-- Source material start --
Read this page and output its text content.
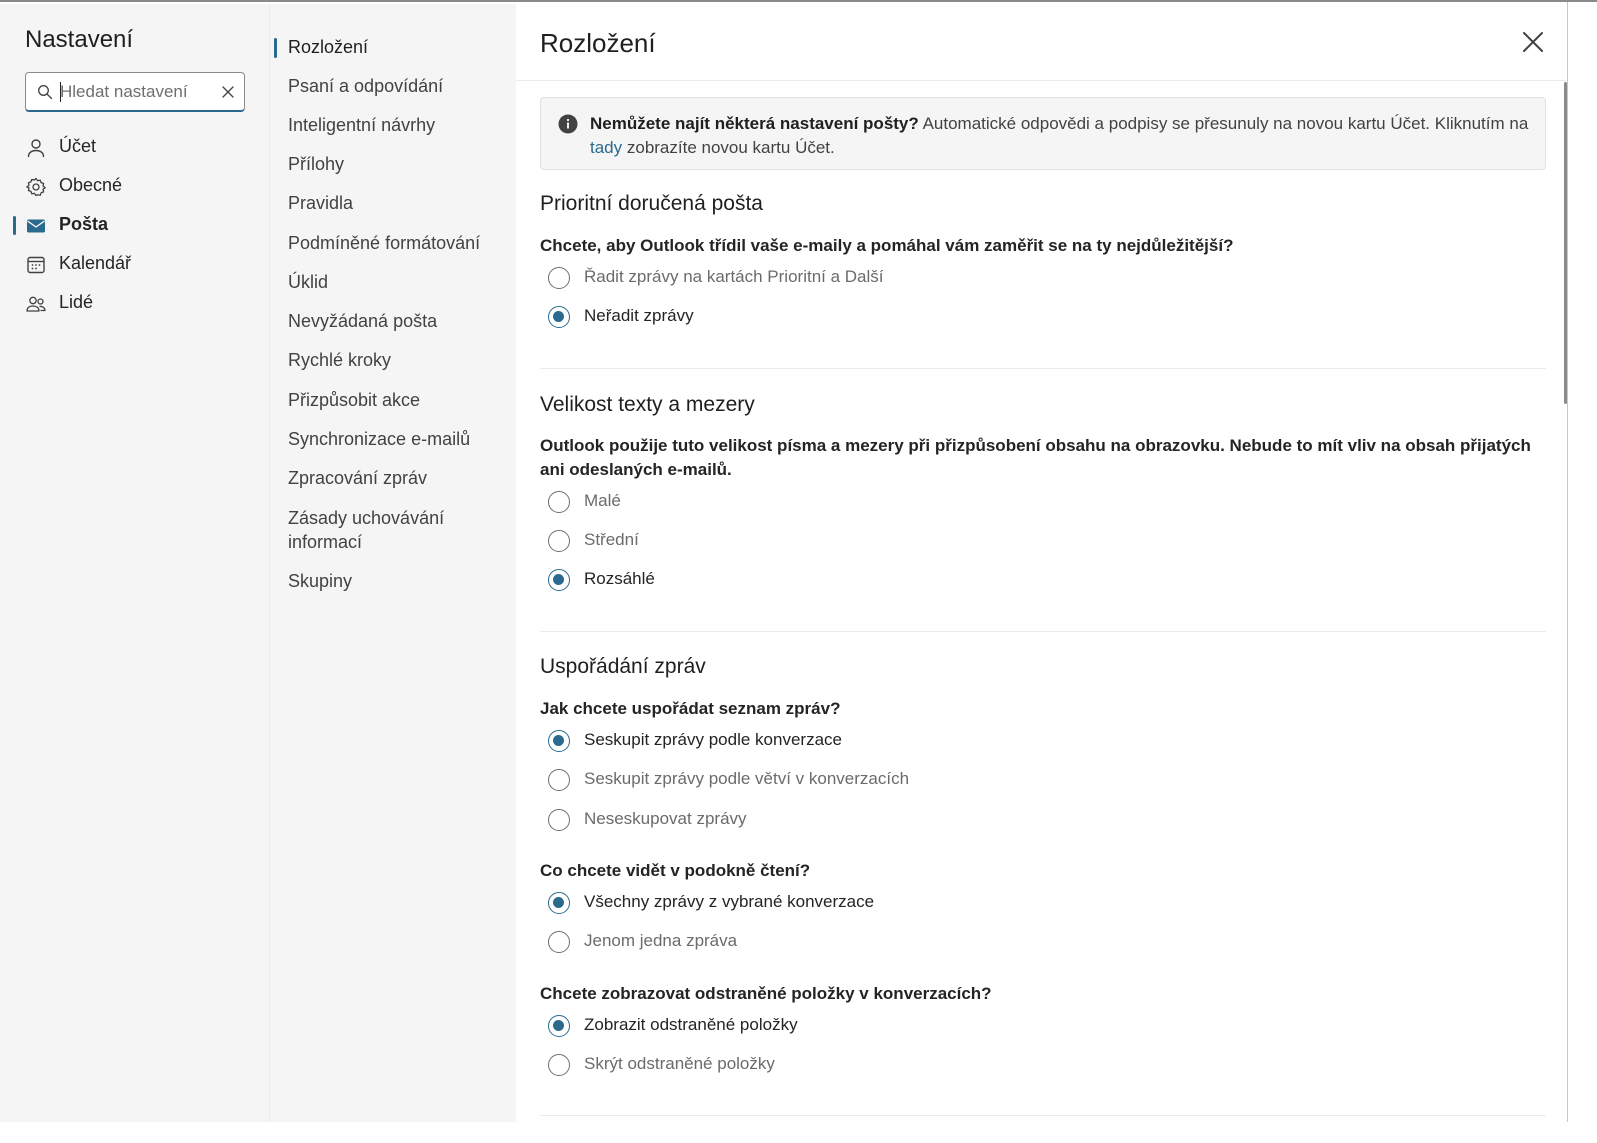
Nastavení
Hledat nastavení
Účet
Obecné
Pošta
Kalendář
Lidé
Rozložení
Psaní a odpovídání
Inteligentní návrhy
Přílohy
Pravidla
Podmíněné formátování
Úklid
Nevyžádaná pošta
Rychlé kroky
Přizpůsobit akce
Synchronizace e-mailů
Zpracování zpráv
Zásady uchovávání informací
Skupiny
Rozložení
Nemůžete najít některá nastavení pošty? Automatické odpovědi a podpisy se přesunuly na novou kartu Účet. Kliknutím na tady zobrazíte novou kartu Účet.
Prioritní doručená pošta
Chcete, aby Outlook třídil vaše e-maily a pomáhal vám zaměřit se na ty nejdůležitější?
Řadit zprávy na kartách Prioritní a Další
Neřadit zprávy
Velikost texty a mezery
Outlook použije tuto velikost písma a mezery při přizpůsobení obsahu na obrazovku. Nebude to mít vliv na obsah přijatých ani odeslaných e-mailů.
Malé
Střední
Rozsáhlé
Uspořádání zpráv
Jak chcete uspořádat seznam zpráv?
Seskupit zprávy podle konverzace
Seskupit zprávy podle větví v konverzacích
Neseskupovat zprávy
Co chcete vidět v podokně čtení?
Všechny zprávy z vybrané konverzace
Jenom jedna zpráva
Chcete zobrazovat odstraněné položky v konverzacích?
Zobrazit odstraněné položky
Skrýt odstraněné položky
-- Source material end --
Aim:
Report the number of lines that include the string "mezery"; return nothing but the count.

Written solution:
2